STATED GOAL: Copy all the entries below exactly, but not the pictures.

--- start DATA FOR THIS TASK ---

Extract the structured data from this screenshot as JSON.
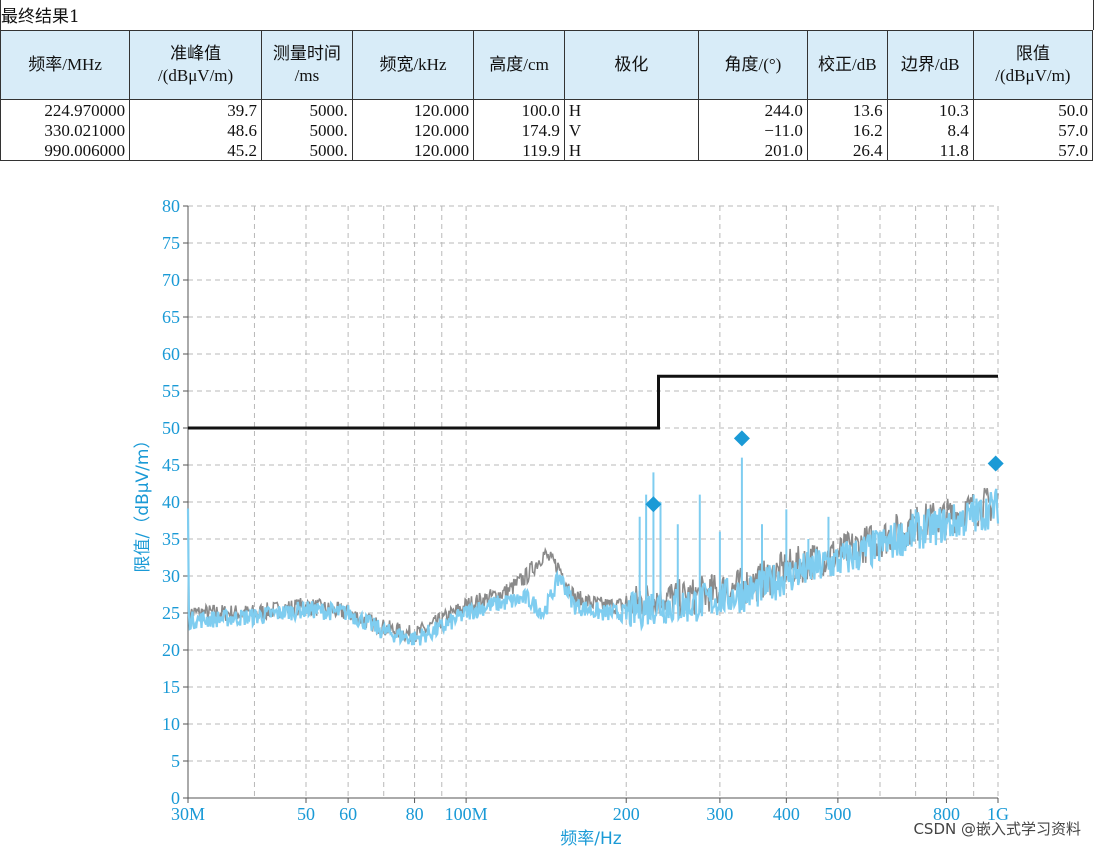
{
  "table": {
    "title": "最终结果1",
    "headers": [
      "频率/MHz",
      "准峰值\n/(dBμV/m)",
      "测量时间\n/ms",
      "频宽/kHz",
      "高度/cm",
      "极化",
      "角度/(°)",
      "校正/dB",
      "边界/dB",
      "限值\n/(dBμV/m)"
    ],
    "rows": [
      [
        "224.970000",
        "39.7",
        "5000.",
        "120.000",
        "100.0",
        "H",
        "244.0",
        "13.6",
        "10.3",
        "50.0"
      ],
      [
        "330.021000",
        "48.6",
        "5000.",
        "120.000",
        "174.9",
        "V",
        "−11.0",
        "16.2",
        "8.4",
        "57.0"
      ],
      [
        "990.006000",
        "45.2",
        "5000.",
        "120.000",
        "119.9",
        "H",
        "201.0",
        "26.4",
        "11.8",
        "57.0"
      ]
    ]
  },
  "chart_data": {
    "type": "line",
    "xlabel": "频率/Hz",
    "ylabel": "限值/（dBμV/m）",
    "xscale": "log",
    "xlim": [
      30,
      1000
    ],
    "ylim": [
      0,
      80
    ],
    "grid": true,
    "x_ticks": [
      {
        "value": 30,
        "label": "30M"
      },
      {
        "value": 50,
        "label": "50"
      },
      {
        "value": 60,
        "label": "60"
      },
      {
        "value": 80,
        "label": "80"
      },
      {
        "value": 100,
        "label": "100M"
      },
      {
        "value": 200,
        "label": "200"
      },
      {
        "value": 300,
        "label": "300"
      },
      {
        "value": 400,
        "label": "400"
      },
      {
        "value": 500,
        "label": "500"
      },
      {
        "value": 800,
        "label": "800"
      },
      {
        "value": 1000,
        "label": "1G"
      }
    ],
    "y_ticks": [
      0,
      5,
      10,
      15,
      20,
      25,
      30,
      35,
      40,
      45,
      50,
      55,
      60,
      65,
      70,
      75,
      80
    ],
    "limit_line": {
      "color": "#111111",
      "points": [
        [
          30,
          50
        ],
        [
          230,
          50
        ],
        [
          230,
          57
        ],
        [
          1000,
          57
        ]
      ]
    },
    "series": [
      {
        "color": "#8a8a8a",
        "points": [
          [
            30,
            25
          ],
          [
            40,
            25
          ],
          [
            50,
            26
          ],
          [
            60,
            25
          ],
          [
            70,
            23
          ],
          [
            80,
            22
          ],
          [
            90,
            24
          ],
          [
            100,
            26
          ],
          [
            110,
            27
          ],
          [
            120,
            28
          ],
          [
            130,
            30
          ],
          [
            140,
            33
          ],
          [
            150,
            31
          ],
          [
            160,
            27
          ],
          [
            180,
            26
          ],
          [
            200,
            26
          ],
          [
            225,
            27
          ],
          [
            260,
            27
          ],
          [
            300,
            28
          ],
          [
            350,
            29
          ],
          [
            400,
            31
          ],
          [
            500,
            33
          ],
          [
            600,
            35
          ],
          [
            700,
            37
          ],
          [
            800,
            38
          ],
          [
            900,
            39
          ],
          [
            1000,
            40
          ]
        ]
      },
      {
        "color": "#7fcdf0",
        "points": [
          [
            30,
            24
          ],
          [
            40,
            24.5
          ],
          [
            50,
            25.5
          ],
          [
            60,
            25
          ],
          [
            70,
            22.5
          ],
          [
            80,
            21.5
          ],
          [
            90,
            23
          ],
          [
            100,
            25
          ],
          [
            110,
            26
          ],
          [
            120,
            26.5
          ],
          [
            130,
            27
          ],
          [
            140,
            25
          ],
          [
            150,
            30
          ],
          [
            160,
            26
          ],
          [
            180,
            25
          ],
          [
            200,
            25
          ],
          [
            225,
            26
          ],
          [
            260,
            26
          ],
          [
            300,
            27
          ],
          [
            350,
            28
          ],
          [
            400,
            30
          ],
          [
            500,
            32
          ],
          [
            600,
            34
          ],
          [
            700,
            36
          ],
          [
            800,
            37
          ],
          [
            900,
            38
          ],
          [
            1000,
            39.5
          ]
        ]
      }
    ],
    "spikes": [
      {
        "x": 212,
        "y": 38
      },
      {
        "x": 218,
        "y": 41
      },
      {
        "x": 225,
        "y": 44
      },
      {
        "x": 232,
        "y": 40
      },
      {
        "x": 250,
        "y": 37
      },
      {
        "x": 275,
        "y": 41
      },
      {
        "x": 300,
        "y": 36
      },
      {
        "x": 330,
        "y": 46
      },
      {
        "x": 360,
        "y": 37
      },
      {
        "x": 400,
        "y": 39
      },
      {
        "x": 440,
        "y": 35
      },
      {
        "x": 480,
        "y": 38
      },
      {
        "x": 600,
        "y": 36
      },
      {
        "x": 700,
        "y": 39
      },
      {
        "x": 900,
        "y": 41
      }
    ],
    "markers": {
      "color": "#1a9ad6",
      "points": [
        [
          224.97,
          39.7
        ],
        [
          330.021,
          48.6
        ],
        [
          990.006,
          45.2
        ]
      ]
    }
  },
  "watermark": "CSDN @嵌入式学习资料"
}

--- end DATA FOR THIS TASK ---

EXERCISE ANSWER:
Extract the structured data from this screenshot as JSON.
{
  "table": {
    "title": "最终结果1",
    "headers": [
      "频率/MHz",
      "准峰值\n/(dBμV/m)",
      "测量时间\n/ms",
      "频宽/kHz",
      "高度/cm",
      "极化",
      "角度/(°)",
      "校正/dB",
      "边界/dB",
      "限值\n/(dBμV/m)"
    ],
    "rows": [
      [
        "224.970000",
        "39.7",
        "5000.",
        "120.000",
        "100.0",
        "H",
        "244.0",
        "13.6",
        "10.3",
        "50.0"
      ],
      [
        "330.021000",
        "48.6",
        "5000.",
        "120.000",
        "174.9",
        "V",
        "−11.0",
        "16.2",
        "8.4",
        "57.0"
      ],
      [
        "990.006000",
        "45.2",
        "5000.",
        "120.000",
        "119.9",
        "H",
        "201.0",
        "26.4",
        "11.8",
        "57.0"
      ]
    ]
  },
  "chart_data": {
    "type": "line",
    "xlabel": "频率/Hz",
    "ylabel": "限值/（dBμV/m）",
    "xscale": "log",
    "xlim": [
      30,
      1000
    ],
    "ylim": [
      0,
      80
    ],
    "grid": true,
    "x_ticks": [
      {
        "value": 30,
        "label": "30M"
      },
      {
        "value": 50,
        "label": "50"
      },
      {
        "value": 60,
        "label": "60"
      },
      {
        "value": 80,
        "label": "80"
      },
      {
        "value": 100,
        "label": "100M"
      },
      {
        "value": 200,
        "label": "200"
      },
      {
        "value": 300,
        "label": "300"
      },
      {
        "value": 400,
        "label": "400"
      },
      {
        "value": 500,
        "label": "500"
      },
      {
        "value": 800,
        "label": "800"
      },
      {
        "value": 1000,
        "label": "1G"
      }
    ],
    "y_ticks": [
      0,
      5,
      10,
      15,
      20,
      25,
      30,
      35,
      40,
      45,
      50,
      55,
      60,
      65,
      70,
      75,
      80
    ],
    "limit_line": {
      "color": "#111111",
      "points": [
        [
          30,
          50
        ],
        [
          230,
          50
        ],
        [
          230,
          57
        ],
        [
          1000,
          57
        ]
      ]
    },
    "series": [
      {
        "color": "#8a8a8a",
        "points": [
          [
            30,
            25
          ],
          [
            40,
            25
          ],
          [
            50,
            26
          ],
          [
            60,
            25
          ],
          [
            70,
            23
          ],
          [
            80,
            22
          ],
          [
            90,
            24
          ],
          [
            100,
            26
          ],
          [
            110,
            27
          ],
          [
            120,
            28
          ],
          [
            130,
            30
          ],
          [
            140,
            33
          ],
          [
            150,
            31
          ],
          [
            160,
            27
          ],
          [
            180,
            26
          ],
          [
            200,
            26
          ],
          [
            225,
            27
          ],
          [
            260,
            27
          ],
          [
            300,
            28
          ],
          [
            350,
            29
          ],
          [
            400,
            31
          ],
          [
            500,
            33
          ],
          [
            600,
            35
          ],
          [
            700,
            37
          ],
          [
            800,
            38
          ],
          [
            900,
            39
          ],
          [
            1000,
            40
          ]
        ]
      },
      {
        "color": "#7fcdf0",
        "points": [
          [
            30,
            24
          ],
          [
            40,
            24.5
          ],
          [
            50,
            25.5
          ],
          [
            60,
            25
          ],
          [
            70,
            22.5
          ],
          [
            80,
            21.5
          ],
          [
            90,
            23
          ],
          [
            100,
            25
          ],
          [
            110,
            26
          ],
          [
            120,
            26.5
          ],
          [
            130,
            27
          ],
          [
            140,
            25
          ],
          [
            150,
            30
          ],
          [
            160,
            26
          ],
          [
            180,
            25
          ],
          [
            200,
            25
          ],
          [
            225,
            26
          ],
          [
            260,
            26
          ],
          [
            300,
            27
          ],
          [
            350,
            28
          ],
          [
            400,
            30
          ],
          [
            500,
            32
          ],
          [
            600,
            34
          ],
          [
            700,
            36
          ],
          [
            800,
            37
          ],
          [
            900,
            38
          ],
          [
            1000,
            39.5
          ]
        ]
      }
    ],
    "spikes": [
      {
        "x": 212,
        "y": 38
      },
      {
        "x": 218,
        "y": 41
      },
      {
        "x": 225,
        "y": 44
      },
      {
        "x": 232,
        "y": 40
      },
      {
        "x": 250,
        "y": 37
      },
      {
        "x": 275,
        "y": 41
      },
      {
        "x": 300,
        "y": 36
      },
      {
        "x": 330,
        "y": 46
      },
      {
        "x": 360,
        "y": 37
      },
      {
        "x": 400,
        "y": 39
      },
      {
        "x": 440,
        "y": 35
      },
      {
        "x": 480,
        "y": 38
      },
      {
        "x": 600,
        "y": 36
      },
      {
        "x": 700,
        "y": 39
      },
      {
        "x": 900,
        "y": 41
      }
    ],
    "markers": {
      "color": "#1a9ad6",
      "points": [
        [
          224.97,
          39.7
        ],
        [
          330.021,
          48.6
        ],
        [
          990.006,
          45.2
        ]
      ]
    }
  },
  "watermark": "CSDN @嵌入式学习资料"
}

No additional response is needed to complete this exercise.